__What is needed__
All of the material below is to be retyped exactly.
_____
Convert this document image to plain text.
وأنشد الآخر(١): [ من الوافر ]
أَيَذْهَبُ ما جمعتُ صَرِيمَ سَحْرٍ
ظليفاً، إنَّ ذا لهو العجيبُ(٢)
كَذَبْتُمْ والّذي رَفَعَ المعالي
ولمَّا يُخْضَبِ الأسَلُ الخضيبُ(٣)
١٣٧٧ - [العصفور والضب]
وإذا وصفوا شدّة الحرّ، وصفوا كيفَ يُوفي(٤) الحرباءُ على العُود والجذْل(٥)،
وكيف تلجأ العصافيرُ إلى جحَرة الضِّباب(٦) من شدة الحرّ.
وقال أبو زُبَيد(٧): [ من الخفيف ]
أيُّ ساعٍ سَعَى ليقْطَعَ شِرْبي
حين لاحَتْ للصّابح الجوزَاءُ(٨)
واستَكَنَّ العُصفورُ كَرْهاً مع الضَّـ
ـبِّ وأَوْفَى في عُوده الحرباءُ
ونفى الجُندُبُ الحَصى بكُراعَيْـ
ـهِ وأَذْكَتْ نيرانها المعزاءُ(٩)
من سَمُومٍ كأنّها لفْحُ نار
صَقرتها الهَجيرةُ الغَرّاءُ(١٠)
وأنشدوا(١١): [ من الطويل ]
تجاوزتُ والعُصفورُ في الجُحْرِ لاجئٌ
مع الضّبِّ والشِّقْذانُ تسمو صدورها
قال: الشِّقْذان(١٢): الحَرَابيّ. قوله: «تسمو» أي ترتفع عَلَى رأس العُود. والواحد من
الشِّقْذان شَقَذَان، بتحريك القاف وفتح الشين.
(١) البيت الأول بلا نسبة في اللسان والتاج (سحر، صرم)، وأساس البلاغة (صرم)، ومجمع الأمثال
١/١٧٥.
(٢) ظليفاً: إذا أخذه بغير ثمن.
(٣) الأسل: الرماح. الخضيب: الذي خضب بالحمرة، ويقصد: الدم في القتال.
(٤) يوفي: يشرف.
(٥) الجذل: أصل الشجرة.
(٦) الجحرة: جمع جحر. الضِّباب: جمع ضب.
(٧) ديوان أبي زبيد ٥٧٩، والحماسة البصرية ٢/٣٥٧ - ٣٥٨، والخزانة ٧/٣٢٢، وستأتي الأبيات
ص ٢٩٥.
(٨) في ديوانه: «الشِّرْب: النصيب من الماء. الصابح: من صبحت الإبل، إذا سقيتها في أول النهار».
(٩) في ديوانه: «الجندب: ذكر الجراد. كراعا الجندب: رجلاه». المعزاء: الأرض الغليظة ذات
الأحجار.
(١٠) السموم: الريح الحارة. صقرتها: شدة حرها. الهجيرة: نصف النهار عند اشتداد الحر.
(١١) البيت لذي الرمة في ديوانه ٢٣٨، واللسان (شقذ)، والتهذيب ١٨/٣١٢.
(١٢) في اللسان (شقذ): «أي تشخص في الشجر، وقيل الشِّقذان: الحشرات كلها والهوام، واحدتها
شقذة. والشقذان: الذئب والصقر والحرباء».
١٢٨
_____
__Exercise output__
Convert this document image to plain text.
وأنشد الآخر(١): [ من الوافر ]
أَيَذْهَبُ ما جمعتُ صَرِيمَ سَحْرٍ
ظليفاً، إنَّ ذا لهو العجيبُ(٢)
كَذَبْتُمْ والّذي رَفَعَ المعالي
ولمَّا يُخْضَبِ الأسَلُ الخضيبُ(٣)
١٣٧٧ - [العصفور والضب]
وإذا وصفوا شدّة الحرّ، وصفوا كيفَ يُوفي(٤) الحرباءُ على العُود والجذْل(٥)،
وكيف تلجأ العصافيرُ إلى جحَرة الضِّباب(٦) من شدة الحرّ.
وقال أبو زُبَيد(٧): [ من الخفيف ]
أيُّ ساعٍ سَعَى ليقْطَعَ شِرْبي
حين لاحَتْ للصّابح الجوزَاءُ(٨)
واستَكَنَّ العُصفورُ كَرْهاً مع الضَّـ
ـبِّ وأَوْفَى في عُوده الحرباءُ
ونفى الجُندُبُ الحَصى بكُراعَيْـ
ـهِ وأَذْكَتْ نيرانها المعزاءُ(٩)
من سَمُومٍ كأنّها لفْحُ نار
صَقرتها الهَجيرةُ الغَرّاءُ(١٠)
وأنشدوا(١١): [ من الطويل ]
تجاوزتُ والعُصفورُ في الجُحْرِ لاجئٌ
مع الضّبِّ والشِّقْذانُ تسمو صدورها
قال: الشِّقْذان(١٢): الحَرَابيّ. قوله: «تسمو» أي ترتفع عَلَى رأس العُود. والواحد من
الشِّقْذان شَقَذَان، بتحريك القاف وفتح الشين.
(١) البيت الأول بلا نسبة في اللسان والتاج (سحر، صرم)، وأساس البلاغة (صرم)، ومجمع الأمثال
١/١٧٥.
(٢) ظليفاً: إذا أخذه بغير ثمن.
(٣) الأسل: الرماح. الخضيب: الذي خضب بالحمرة، ويقصد: الدم في القتال.
(٤) يوفي: يشرف.
(٥) الجذل: أصل الشجرة.
(٦) الجحرة: جمع جحر. الضِّباب: جمع ضب.
(٧) ديوان أبي زبيد ٥٧٩، والحماسة البصرية ٢/٣٥٧ - ٣٥٨، والخزانة ٧/٣٢٢، وستأتي الأبيات
ص ٢٩٥.
(٨) في ديوانه: «الشِّرْب: النصيب من الماء. الصابح: من صبحت الإبل، إذا سقيتها في أول النهار».
(٩) في ديوانه: «الجندب: ذكر الجراد. كراعا الجندب: رجلاه». المعزاء: الأرض الغليظة ذات
الأحجار.
(١٠) السموم: الريح الحارة. صقرتها: شدة حرها. الهجيرة: نصف النهار عند اشتداد الحر.
(١١) البيت لذي الرمة في ديوانه ٢٣٨، واللسان (شقذ)، والتهذيب ١٨/٣١٢.
(١٢) في اللسان (شقذ): «أي تشخص في الشجر، وقيل الشِّقذان: الحشرات كلها والهوام، واحدتها
شقذة. والشقذان: الذئب والصقر والحرباء».
١٢٨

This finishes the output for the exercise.